--- Start Data entries ---

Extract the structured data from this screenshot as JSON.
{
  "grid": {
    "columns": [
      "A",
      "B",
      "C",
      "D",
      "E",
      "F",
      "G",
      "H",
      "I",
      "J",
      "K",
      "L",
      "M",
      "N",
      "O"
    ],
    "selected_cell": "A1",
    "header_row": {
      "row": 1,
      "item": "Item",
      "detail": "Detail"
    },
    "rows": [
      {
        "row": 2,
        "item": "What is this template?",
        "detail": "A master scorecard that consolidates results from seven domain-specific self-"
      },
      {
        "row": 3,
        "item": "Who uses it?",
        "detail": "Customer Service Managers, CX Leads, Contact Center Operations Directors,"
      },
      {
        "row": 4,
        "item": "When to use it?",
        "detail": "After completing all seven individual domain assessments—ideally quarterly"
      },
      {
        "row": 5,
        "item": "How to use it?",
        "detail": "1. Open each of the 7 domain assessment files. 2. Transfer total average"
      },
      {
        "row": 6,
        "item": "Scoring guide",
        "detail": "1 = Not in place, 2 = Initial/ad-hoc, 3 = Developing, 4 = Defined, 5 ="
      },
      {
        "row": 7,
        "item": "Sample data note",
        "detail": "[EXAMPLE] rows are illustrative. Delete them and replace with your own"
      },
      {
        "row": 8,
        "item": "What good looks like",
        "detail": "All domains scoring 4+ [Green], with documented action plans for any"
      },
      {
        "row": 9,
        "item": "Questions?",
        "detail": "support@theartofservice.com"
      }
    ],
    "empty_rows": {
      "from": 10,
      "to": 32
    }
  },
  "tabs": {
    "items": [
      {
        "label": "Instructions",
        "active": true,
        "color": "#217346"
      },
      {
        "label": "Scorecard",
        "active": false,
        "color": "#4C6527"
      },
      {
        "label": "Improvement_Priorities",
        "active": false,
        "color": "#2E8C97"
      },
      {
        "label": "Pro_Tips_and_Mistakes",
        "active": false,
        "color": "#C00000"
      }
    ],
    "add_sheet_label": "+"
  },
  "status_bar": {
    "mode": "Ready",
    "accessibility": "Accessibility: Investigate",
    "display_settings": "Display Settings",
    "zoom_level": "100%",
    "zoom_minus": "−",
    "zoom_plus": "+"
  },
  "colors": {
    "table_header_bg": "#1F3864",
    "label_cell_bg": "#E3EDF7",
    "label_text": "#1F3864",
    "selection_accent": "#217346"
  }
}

--- End Data entries ---

• _Stated goal_:
Repeat the records exactly, including every line.

• _Task result_:
Extract the structured data from this screenshot as JSON.
{
  "grid": {
    "columns": [
      "A",
      "B",
      "C",
      "D",
      "E",
      "F",
      "G",
      "H",
      "I",
      "J",
      "K",
      "L",
      "M",
      "N",
      "O"
    ],
    "selected_cell": "A1",
    "header_row": {
      "row": 1,
      "item": "Item",
      "detail": "Detail"
    },
    "rows": [
      {
        "row": 2,
        "item": "What is this template?",
        "detail": "A master scorecard that consolidates results from seven domain-specific self-"
      },
      {
        "row": 3,
        "item": "Who uses it?",
        "detail": "Customer Service Managers, CX Leads, Contact Center Operations Directors,"
      },
      {
        "row": 4,
        "item": "When to use it?",
        "detail": "After completing all seven individual domain assessments—ideally quarterly"
      },
      {
        "row": 5,
        "item": "How to use it?",
        "detail": "1. Open each of the 7 domain assessment files. 2. Transfer total average"
      },
      {
        "row": 6,
        "item": "Scoring guide",
        "detail": "1 = Not in place, 2 = Initial/ad-hoc, 3 = Developing, 4 = Defined, 5 ="
      },
      {
        "row": 7,
        "item": "Sample data note",
        "detail": "[EXAMPLE] rows are illustrative. Delete them and replace with your own"
      },
      {
        "row": 8,
        "item": "What good looks like",
        "detail": "All domains scoring 4+ [Green], with documented action plans for any"
      },
      {
        "row": 9,
        "item": "Questions?",
        "detail": "support@theartofservice.com"
      }
    ],
    "empty_rows": {
      "from": 10,
      "to": 32
    }
  },
  "tabs": {
    "items": [
      {
        "label": "Instructions",
        "active": true,
        "color": "#217346"
      },
      {
        "label": "Scorecard",
        "active": false,
        "color": "#4C6527"
      },
      {
        "label": "Improvement_Priorities",
        "active": false,
        "color": "#2E8C97"
      },
      {
        "label": "Pro_Tips_and_Mistakes",
        "active": false,
        "color": "#C00000"
      }
    ],
    "add_sheet_label": "+"
  },
  "status_bar": {
    "mode": "Ready",
    "accessibility": "Accessibility: Investigate",
    "display_settings": "Display Settings",
    "zoom_level": "100%",
    "zoom_minus": "−",
    "zoom_plus": "+"
  },
  "colors": {
    "table_header_bg": "#1F3864",
    "label_cell_bg": "#E3EDF7",
    "label_text": "#1F3864",
    "selection_accent": "#217346"
  }
}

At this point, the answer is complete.